**ENTRIES SUPPLIED**
■ ■ ■ ■ ■
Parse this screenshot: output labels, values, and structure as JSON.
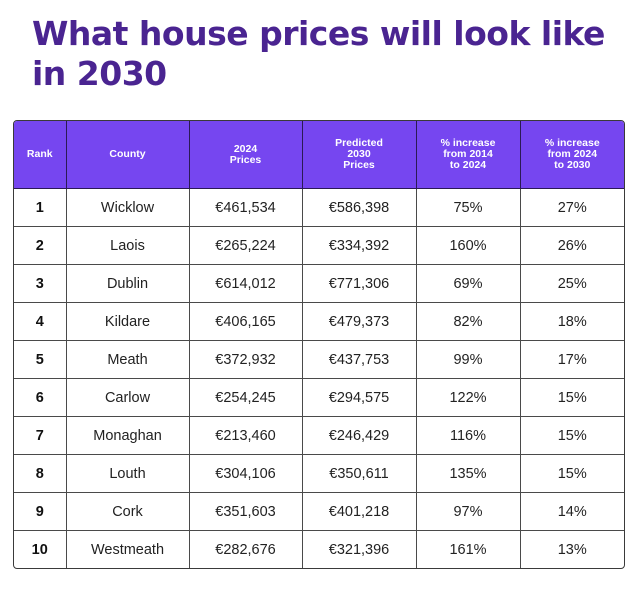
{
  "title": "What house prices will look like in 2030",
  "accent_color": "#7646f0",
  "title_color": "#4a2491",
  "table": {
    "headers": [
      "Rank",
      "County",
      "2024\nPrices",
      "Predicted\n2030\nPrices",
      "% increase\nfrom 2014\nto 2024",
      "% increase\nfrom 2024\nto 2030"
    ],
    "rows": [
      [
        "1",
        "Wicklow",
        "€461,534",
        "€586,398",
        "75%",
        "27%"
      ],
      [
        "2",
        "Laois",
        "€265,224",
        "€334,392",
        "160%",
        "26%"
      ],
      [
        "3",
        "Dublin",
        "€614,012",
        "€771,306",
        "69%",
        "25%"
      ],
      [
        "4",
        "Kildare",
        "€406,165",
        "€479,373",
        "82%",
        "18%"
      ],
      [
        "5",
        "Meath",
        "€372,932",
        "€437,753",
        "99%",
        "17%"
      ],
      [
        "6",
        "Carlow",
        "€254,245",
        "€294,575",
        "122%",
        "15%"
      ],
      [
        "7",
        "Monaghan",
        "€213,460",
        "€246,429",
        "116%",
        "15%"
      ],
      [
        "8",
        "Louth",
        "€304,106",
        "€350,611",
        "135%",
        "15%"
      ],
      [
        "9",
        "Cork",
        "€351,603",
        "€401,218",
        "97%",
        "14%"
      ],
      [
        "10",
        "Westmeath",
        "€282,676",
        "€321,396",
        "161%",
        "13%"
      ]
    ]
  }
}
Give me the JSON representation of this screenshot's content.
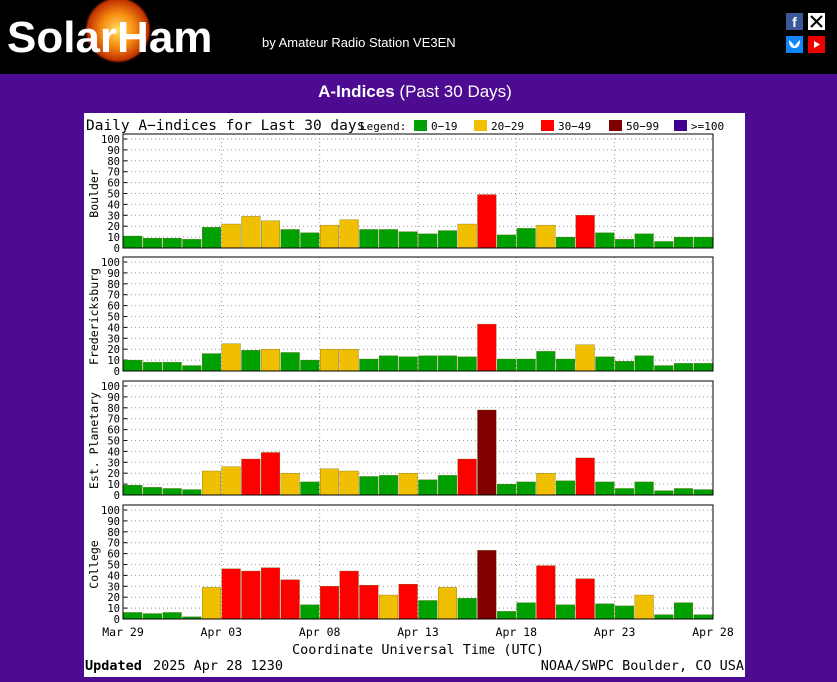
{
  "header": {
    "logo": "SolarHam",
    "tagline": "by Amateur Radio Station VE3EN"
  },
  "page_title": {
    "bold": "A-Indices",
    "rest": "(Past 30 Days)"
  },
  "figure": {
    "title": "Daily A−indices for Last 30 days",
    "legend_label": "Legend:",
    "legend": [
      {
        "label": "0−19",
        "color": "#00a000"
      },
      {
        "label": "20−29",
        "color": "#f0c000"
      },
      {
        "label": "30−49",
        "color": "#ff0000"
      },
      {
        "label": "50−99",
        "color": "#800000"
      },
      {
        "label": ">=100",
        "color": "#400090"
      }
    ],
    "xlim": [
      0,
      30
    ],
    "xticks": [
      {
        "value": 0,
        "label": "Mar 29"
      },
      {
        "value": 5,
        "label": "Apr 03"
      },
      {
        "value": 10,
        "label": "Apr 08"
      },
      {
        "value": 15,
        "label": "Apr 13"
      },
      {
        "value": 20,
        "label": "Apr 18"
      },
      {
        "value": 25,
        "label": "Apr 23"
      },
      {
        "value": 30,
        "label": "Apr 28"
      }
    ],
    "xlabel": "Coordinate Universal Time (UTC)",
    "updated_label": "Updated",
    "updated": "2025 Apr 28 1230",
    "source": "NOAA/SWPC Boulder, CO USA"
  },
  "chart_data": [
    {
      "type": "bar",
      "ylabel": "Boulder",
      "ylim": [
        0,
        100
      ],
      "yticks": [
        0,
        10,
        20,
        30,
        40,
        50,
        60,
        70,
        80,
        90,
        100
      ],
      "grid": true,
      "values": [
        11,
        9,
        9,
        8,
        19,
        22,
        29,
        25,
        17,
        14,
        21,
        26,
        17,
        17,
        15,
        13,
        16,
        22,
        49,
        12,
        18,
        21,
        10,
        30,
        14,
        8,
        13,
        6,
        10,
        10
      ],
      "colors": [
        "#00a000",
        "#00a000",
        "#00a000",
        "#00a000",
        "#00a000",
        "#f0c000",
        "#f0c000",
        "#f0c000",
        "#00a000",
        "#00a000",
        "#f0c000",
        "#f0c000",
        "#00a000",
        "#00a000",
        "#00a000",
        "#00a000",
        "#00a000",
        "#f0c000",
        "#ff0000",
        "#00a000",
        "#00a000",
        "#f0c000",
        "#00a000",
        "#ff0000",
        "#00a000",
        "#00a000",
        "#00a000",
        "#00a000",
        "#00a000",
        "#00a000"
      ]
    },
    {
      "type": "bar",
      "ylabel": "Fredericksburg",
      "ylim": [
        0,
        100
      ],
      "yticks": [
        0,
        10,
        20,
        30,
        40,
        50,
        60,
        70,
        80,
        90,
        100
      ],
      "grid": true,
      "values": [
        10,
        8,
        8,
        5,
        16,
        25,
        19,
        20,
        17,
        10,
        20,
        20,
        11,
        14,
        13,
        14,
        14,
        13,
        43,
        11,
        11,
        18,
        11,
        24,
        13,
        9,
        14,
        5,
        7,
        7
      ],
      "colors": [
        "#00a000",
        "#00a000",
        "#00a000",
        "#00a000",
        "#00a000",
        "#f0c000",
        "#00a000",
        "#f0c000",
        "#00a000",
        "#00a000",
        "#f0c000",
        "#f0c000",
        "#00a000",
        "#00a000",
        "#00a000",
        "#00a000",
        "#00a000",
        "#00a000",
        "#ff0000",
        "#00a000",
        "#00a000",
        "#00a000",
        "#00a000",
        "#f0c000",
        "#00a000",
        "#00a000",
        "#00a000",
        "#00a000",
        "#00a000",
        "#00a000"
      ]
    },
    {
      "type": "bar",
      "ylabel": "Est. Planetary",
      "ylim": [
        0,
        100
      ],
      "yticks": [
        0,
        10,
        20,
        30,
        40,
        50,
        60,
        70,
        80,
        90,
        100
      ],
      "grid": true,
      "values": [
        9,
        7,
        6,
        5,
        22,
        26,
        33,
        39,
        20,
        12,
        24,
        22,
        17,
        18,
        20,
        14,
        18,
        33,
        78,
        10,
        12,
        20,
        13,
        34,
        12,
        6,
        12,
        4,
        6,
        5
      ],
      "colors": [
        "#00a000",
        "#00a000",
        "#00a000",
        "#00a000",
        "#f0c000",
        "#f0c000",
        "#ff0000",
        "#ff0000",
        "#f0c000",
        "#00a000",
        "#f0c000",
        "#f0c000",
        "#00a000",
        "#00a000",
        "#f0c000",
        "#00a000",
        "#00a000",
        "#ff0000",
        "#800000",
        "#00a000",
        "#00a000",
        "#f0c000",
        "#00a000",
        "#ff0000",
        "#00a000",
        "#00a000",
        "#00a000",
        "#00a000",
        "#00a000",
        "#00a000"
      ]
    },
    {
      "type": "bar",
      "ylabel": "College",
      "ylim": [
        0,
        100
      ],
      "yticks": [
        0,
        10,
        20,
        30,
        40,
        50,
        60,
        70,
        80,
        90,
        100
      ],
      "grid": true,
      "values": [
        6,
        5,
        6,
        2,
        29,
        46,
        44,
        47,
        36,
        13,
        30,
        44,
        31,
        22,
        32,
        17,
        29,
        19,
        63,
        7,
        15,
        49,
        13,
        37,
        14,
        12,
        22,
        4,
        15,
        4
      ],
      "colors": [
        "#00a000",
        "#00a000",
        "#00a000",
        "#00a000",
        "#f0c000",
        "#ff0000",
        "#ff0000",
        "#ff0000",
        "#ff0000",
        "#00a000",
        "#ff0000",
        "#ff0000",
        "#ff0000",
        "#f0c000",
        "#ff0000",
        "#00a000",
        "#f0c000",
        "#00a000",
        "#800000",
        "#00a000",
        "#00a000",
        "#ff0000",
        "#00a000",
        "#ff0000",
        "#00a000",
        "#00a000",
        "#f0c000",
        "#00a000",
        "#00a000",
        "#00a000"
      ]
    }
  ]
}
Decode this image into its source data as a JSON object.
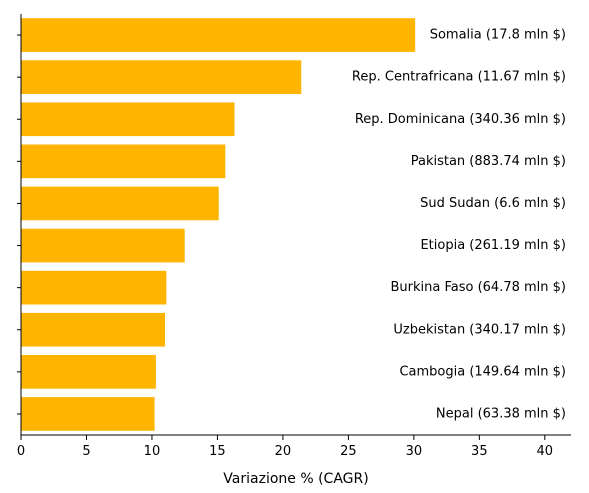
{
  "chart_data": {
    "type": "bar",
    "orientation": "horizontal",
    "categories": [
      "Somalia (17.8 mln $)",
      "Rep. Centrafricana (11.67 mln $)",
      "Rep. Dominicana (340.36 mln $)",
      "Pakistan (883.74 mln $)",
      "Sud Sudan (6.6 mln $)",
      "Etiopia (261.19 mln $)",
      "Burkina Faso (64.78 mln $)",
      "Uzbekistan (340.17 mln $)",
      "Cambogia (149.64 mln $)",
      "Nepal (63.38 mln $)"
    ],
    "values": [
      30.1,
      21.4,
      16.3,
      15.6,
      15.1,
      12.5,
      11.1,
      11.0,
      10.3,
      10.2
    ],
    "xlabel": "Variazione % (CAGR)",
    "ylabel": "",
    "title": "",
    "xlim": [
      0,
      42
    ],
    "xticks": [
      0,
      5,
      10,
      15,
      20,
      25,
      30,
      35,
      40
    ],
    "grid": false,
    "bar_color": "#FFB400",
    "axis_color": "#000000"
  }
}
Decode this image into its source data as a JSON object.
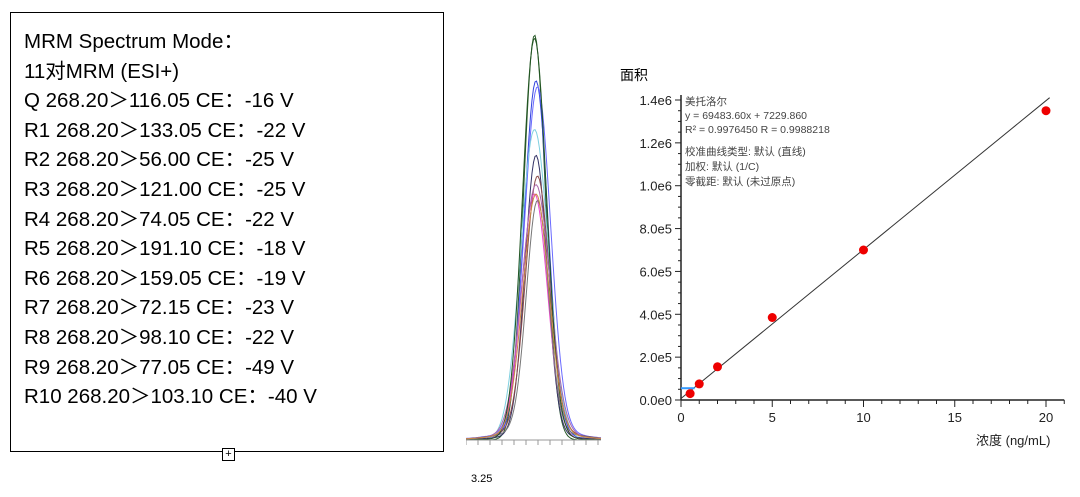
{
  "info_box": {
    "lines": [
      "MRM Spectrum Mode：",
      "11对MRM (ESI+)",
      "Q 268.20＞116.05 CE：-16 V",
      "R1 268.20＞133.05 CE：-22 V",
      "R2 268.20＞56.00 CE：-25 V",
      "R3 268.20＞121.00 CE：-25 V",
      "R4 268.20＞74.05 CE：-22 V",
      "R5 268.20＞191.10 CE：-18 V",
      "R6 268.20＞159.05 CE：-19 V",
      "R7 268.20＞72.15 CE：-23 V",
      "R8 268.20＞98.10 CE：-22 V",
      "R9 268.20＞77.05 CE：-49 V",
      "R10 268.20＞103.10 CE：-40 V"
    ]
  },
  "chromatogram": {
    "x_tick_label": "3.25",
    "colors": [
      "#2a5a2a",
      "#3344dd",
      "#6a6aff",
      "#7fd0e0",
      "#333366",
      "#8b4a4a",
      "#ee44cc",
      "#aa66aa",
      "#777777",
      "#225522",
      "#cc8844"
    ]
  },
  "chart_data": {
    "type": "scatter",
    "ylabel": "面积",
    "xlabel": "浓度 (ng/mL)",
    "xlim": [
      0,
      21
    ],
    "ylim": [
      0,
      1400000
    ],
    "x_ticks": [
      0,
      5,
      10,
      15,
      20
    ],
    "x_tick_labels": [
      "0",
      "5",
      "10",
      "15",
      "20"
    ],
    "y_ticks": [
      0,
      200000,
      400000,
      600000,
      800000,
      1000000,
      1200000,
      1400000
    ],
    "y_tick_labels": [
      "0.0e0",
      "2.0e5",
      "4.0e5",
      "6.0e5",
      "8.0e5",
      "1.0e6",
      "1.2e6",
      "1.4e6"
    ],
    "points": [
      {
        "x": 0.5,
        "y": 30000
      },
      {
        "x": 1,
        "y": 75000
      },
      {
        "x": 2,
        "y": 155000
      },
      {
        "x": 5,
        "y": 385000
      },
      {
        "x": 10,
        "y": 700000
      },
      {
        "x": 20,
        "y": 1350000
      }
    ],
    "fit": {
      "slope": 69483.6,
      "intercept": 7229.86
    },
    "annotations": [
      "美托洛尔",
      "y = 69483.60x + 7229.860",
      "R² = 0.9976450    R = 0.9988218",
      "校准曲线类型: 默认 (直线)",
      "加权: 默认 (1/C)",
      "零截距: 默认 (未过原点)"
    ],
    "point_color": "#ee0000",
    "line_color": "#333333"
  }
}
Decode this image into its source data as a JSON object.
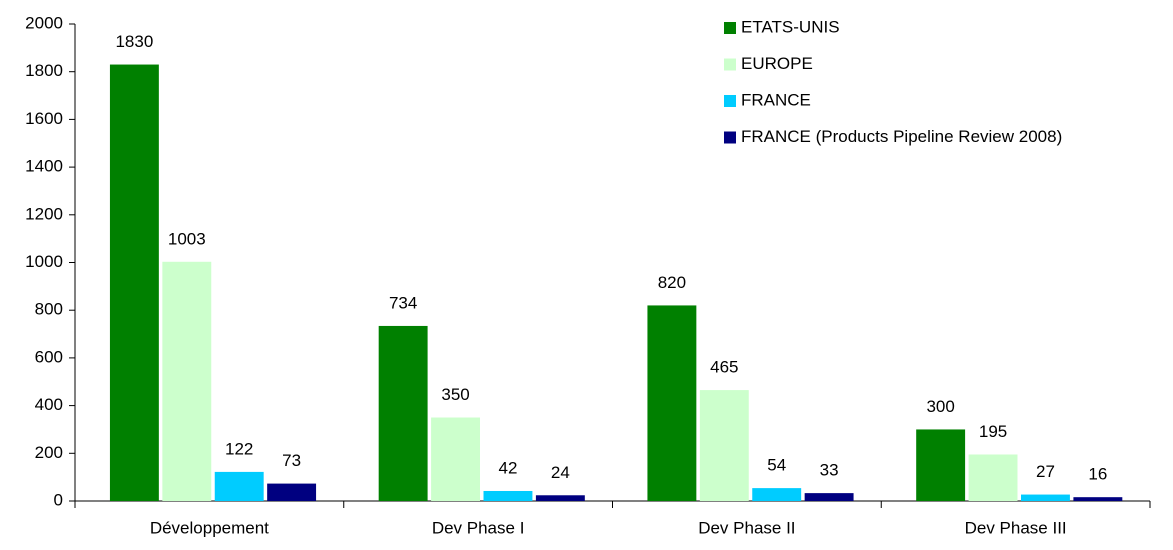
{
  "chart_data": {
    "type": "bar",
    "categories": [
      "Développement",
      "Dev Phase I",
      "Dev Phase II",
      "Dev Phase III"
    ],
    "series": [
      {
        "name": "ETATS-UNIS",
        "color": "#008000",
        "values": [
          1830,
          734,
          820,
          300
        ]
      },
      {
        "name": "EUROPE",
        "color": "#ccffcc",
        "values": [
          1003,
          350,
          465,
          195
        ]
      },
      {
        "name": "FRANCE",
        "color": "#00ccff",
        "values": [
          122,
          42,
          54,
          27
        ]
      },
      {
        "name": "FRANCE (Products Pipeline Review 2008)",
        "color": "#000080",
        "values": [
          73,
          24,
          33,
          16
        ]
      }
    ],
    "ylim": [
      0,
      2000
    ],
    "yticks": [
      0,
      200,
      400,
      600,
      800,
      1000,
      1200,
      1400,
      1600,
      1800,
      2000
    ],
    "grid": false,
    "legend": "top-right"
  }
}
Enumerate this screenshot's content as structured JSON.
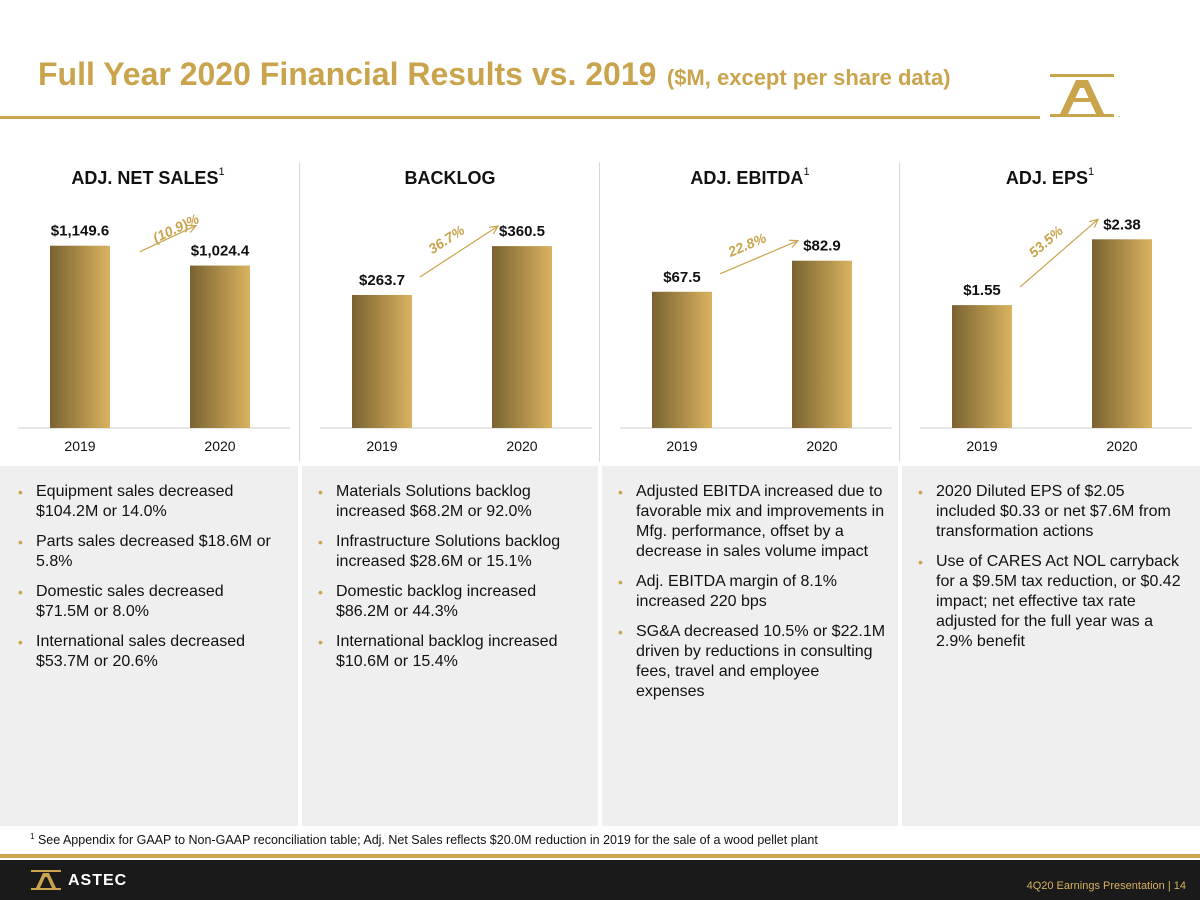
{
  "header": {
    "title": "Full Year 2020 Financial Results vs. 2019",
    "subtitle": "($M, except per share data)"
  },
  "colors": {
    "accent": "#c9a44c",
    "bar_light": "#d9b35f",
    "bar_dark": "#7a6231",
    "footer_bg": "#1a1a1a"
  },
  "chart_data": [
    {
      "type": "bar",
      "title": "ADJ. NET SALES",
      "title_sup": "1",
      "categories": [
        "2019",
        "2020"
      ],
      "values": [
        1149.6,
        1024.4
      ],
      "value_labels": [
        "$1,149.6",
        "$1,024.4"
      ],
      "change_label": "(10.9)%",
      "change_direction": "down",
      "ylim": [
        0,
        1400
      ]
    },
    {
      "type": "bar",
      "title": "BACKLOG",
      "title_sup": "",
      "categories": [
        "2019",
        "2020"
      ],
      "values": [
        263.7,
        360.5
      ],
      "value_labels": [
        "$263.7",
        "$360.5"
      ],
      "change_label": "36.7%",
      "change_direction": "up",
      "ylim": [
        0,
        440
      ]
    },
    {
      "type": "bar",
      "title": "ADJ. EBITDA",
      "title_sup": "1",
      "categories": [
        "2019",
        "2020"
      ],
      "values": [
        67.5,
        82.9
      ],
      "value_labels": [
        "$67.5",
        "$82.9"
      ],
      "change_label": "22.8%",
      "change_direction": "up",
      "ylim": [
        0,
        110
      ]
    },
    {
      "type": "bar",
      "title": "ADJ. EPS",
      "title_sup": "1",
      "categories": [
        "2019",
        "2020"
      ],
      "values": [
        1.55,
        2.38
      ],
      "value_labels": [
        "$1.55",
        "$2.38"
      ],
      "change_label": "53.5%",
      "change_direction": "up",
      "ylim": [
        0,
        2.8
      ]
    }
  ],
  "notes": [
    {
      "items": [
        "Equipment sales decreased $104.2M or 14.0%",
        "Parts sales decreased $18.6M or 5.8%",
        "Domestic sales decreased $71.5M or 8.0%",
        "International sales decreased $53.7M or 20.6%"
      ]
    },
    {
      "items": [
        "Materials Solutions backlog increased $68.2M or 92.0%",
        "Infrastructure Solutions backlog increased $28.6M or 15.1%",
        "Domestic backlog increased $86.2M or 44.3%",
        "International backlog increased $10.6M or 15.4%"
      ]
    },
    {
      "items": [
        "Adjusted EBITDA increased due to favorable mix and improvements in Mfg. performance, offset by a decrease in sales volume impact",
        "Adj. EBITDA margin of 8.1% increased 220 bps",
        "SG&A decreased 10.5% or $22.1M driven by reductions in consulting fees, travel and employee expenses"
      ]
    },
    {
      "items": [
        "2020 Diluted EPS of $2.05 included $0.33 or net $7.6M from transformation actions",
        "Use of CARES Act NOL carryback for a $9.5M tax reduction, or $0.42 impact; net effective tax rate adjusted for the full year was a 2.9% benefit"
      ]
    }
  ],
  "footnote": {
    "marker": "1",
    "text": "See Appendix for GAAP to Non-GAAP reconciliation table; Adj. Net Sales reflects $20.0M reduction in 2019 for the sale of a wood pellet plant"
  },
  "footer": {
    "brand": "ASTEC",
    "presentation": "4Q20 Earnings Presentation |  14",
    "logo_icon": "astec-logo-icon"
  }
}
■ ■ ■ ■ ■
**DO THIS**
Copy each line in the data that holds the word "screenshot".

**SOLUTION TO THIS EXERCISE**
Parse this screenshot: output labels, values, and structure as JSON.
Give me the JSON representation of this screenshot's content.
Enumerate this screenshot's content as structured JSON.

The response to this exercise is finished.